◆ WHAT NEEDS TO BE DONE ◆
Repeat all of the material exactly as given.

◆ WORKING DATA ◆
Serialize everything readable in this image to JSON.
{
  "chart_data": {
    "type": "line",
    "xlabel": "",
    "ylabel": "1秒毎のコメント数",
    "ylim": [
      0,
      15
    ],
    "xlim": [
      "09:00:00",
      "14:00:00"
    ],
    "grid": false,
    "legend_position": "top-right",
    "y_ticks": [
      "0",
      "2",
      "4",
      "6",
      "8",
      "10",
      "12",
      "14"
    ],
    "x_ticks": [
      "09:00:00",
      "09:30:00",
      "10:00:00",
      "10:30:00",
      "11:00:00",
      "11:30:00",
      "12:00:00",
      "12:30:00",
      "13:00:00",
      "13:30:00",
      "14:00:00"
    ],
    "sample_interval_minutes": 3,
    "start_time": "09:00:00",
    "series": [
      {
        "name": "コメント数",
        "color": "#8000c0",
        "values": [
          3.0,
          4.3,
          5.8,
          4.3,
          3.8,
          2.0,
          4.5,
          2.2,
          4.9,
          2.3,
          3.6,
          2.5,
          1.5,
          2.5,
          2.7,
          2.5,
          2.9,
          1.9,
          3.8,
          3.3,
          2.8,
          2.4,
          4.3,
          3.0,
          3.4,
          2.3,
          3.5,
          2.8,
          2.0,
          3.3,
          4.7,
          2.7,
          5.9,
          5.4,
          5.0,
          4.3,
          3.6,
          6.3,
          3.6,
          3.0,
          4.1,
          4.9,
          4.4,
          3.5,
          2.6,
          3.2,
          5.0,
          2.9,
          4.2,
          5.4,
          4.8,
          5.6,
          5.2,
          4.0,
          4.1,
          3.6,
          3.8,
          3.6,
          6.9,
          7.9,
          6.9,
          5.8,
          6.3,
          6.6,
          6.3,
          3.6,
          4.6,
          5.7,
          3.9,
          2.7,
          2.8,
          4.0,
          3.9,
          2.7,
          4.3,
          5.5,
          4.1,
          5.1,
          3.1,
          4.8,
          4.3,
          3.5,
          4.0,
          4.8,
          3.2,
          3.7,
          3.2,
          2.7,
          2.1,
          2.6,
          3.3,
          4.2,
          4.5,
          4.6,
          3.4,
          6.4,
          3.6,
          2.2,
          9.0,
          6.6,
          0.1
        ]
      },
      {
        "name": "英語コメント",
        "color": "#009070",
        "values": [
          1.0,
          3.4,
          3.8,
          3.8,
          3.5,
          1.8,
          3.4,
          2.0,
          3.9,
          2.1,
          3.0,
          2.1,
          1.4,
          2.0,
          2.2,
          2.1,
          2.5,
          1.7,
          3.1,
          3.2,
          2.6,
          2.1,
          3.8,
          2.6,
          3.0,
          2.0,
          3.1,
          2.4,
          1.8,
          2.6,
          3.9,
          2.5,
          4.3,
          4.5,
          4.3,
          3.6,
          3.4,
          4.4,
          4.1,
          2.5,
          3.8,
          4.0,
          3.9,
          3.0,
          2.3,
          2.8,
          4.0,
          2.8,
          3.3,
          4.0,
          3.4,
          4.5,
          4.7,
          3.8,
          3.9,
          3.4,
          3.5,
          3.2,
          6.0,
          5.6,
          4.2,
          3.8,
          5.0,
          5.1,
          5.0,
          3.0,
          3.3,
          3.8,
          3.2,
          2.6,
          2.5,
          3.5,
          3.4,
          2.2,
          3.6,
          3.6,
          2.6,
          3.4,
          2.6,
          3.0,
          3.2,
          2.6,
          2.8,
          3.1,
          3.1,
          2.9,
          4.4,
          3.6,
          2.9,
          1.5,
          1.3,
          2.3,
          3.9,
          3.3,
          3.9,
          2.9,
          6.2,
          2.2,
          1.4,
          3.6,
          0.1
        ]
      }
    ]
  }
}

◆ THE OUTPUT ◆
Serialize everything readable in this image to JSON.
{
  "chart_data": {
    "type": "line",
    "xlabel": "",
    "ylabel": "1秒毎のコメント数",
    "ylim": [
      0,
      15
    ],
    "xlim": [
      "09:00:00",
      "14:00:00"
    ],
    "grid": false,
    "legend_position": "top-right",
    "y_ticks": [
      "0",
      "2",
      "4",
      "6",
      "8",
      "10",
      "12",
      "14"
    ],
    "x_ticks": [
      "09:00:00",
      "09:30:00",
      "10:00:00",
      "10:30:00",
      "11:00:00",
      "11:30:00",
      "12:00:00",
      "12:30:00",
      "13:00:00",
      "13:30:00",
      "14:00:00"
    ],
    "sample_interval_minutes": 3,
    "start_time": "09:00:00",
    "series": [
      {
        "name": "コメント数",
        "color": "#8000c0",
        "values": [
          3.0,
          4.3,
          5.8,
          4.3,
          3.8,
          2.0,
          4.5,
          2.2,
          4.9,
          2.3,
          3.6,
          2.5,
          1.5,
          2.5,
          2.7,
          2.5,
          2.9,
          1.9,
          3.8,
          3.3,
          2.8,
          2.4,
          4.3,
          3.0,
          3.4,
          2.3,
          3.5,
          2.8,
          2.0,
          3.3,
          4.7,
          2.7,
          5.9,
          5.4,
          5.0,
          4.3,
          3.6,
          6.3,
          3.6,
          3.0,
          4.1,
          4.9,
          4.4,
          3.5,
          2.6,
          3.2,
          5.0,
          2.9,
          4.2,
          5.4,
          4.8,
          5.6,
          5.2,
          4.0,
          4.1,
          3.6,
          3.8,
          3.6,
          6.9,
          7.9,
          6.9,
          5.8,
          6.3,
          6.6,
          6.3,
          3.6,
          4.6,
          5.7,
          3.9,
          2.7,
          2.8,
          4.0,
          3.9,
          2.7,
          4.3,
          5.5,
          4.1,
          5.1,
          3.1,
          4.8,
          4.3,
          3.5,
          4.0,
          4.8,
          3.2,
          3.7,
          3.2,
          2.7,
          2.1,
          2.6,
          3.3,
          4.2,
          4.5,
          4.6,
          3.4,
          6.4,
          3.6,
          2.2,
          9.0,
          6.6,
          0.1
        ]
      },
      {
        "name": "英語コメント",
        "color": "#009070",
        "values": [
          1.0,
          3.4,
          3.8,
          3.8,
          3.5,
          1.8,
          3.4,
          2.0,
          3.9,
          2.1,
          3.0,
          2.1,
          1.4,
          2.0,
          2.2,
          2.1,
          2.5,
          1.7,
          3.1,
          3.2,
          2.6,
          2.1,
          3.8,
          2.6,
          3.0,
          2.0,
          3.1,
          2.4,
          1.8,
          2.6,
          3.9,
          2.5,
          4.3,
          4.5,
          4.3,
          3.6,
          3.4,
          4.4,
          4.1,
          2.5,
          3.8,
          4.0,
          3.9,
          3.0,
          2.3,
          2.8,
          4.0,
          2.8,
          3.3,
          4.0,
          3.4,
          4.5,
          4.7,
          3.8,
          3.9,
          3.4,
          3.5,
          3.2,
          6.0,
          5.6,
          4.2,
          3.8,
          5.0,
          5.1,
          5.0,
          3.0,
          3.3,
          3.8,
          3.2,
          2.6,
          2.5,
          3.5,
          3.4,
          2.2,
          3.6,
          3.6,
          2.6,
          3.4,
          2.6,
          3.0,
          3.2,
          2.6,
          2.8,
          3.1,
          3.1,
          2.9,
          4.4,
          3.6,
          2.9,
          1.5,
          1.3,
          2.3,
          3.9,
          3.3,
          3.9,
          2.9,
          6.2,
          2.2,
          1.4,
          3.6,
          0.1
        ]
      }
    ]
  }
}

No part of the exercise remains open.